Rachat d'esclaves chrétiens
Source : La Dormeuse.
Les Trinitaires.

    L’ordre religieux des Trinitaires est aussi remarquable pour l’intérêt qu’il portait précisément aux estampes. C’est ce que j’ai découvert en lisant une soutenance d’Emmanuelle Bermès, une docteure en histoire travaillant à présent à la BNF, intitulée « Le couvent des Mathurins de Paris et l’estampe au XVIIIe siècle ». Je vous en conseille bien sûr la passionnante lecture.

Consignes:
- a) D'après l'extrait sur les Trinitaires, comment l'auteur a-t-il appris que cet ordre s'intéressait aux estampes ? Répondez en une à trois phrases.
- b) Relevez toutes les lignes de la liste qui contiennent la chaîne « button », en respectant les majuscules et les minuscules.

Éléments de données
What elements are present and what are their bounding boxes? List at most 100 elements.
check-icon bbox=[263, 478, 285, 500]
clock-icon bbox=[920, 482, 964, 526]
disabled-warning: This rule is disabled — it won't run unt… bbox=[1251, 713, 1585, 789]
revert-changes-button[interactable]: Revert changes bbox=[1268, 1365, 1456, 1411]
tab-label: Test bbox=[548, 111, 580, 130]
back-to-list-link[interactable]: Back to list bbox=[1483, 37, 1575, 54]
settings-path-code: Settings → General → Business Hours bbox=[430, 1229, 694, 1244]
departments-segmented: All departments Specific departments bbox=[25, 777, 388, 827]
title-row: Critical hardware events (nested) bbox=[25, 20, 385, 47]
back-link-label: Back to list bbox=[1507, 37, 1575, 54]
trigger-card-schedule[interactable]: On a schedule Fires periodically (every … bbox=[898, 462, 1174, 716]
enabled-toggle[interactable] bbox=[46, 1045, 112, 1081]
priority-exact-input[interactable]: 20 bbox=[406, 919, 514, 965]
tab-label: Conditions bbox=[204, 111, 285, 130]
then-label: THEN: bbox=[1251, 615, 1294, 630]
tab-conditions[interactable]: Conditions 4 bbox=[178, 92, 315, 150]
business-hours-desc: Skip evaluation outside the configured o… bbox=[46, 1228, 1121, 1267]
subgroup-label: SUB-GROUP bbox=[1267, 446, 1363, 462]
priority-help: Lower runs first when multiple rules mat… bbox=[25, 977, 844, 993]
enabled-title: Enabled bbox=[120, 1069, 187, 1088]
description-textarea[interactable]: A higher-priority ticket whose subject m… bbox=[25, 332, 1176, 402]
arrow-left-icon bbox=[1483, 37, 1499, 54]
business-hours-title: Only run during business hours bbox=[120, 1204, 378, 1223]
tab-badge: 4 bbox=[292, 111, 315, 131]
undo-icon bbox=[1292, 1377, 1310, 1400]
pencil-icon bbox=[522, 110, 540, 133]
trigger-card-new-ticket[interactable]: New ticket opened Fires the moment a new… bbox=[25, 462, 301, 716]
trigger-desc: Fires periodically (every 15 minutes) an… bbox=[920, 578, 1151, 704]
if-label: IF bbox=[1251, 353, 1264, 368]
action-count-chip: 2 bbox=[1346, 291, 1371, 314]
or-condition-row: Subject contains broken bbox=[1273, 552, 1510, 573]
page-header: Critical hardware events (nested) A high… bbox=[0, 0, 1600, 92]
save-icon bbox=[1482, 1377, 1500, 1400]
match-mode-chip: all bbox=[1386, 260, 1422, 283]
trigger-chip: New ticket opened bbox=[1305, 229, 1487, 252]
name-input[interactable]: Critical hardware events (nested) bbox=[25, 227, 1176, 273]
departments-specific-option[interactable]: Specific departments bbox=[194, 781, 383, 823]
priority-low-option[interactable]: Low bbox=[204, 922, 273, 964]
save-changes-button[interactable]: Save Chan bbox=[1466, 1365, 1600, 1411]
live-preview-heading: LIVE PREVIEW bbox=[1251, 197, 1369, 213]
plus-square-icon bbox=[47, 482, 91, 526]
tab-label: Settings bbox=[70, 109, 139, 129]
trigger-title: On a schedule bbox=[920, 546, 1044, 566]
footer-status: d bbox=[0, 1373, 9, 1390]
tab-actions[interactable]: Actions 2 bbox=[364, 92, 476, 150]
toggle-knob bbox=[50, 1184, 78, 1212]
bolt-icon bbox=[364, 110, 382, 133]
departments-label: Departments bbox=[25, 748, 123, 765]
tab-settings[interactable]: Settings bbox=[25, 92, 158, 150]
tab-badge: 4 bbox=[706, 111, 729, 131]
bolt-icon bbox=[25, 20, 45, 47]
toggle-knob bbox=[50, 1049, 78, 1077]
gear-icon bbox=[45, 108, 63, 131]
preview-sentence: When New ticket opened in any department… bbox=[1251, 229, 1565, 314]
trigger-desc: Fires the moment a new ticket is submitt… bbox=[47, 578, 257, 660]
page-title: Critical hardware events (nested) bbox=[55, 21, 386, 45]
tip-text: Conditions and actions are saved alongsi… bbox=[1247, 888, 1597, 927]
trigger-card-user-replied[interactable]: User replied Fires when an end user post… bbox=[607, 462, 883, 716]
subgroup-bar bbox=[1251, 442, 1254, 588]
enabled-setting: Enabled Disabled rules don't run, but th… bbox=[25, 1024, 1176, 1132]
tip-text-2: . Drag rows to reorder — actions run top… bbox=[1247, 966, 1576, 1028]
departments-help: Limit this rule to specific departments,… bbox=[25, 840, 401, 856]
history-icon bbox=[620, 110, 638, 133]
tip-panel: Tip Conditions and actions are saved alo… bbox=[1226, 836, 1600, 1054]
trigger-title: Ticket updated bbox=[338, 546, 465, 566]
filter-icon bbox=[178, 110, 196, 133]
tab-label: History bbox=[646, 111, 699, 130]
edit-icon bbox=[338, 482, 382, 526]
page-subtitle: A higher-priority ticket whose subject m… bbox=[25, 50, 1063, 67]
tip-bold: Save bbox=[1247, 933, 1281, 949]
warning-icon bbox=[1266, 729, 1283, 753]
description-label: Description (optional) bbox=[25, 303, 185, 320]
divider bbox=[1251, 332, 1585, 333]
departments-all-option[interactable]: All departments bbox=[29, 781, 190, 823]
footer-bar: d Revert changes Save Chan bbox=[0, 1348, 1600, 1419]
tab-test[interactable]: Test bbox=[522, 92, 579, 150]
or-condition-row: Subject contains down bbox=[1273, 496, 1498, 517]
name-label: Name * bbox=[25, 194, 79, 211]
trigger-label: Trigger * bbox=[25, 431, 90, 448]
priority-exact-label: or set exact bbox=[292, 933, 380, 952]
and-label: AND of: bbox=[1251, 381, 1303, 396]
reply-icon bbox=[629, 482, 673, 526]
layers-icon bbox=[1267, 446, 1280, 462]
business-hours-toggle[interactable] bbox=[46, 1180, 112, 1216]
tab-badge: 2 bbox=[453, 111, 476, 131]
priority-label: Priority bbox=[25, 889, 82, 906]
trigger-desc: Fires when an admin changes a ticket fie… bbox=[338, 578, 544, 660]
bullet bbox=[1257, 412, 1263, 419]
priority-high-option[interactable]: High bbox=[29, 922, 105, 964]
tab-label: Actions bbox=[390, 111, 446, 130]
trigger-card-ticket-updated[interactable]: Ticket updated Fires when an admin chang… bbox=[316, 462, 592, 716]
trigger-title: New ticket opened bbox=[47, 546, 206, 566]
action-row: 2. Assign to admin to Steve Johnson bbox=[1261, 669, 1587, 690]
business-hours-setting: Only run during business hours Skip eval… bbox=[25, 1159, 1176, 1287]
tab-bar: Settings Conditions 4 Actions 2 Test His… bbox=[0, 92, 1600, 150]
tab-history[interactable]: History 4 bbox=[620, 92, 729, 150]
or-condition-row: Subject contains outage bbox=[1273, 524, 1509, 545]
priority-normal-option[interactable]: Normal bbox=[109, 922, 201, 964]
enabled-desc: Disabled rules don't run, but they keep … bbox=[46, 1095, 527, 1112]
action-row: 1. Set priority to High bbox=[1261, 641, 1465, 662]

Corrigé:
- a) Il l'a appris en lisant une soutenance d'Emmanuelle Bermès, docteure en histoire qui travaille à présent à la BNF. Cette soutenance s'intitule « Le couvent des Mathurins de Paris et l'estampe au XVIIIe siècle ».

- b)
revert-changes-button[interactable]: Revert changes bbox=[1268, 1365, 1456, 1411]
save-changes-button[interactable]: Save Chan bbox=[1466, 1365, 1600, 1411]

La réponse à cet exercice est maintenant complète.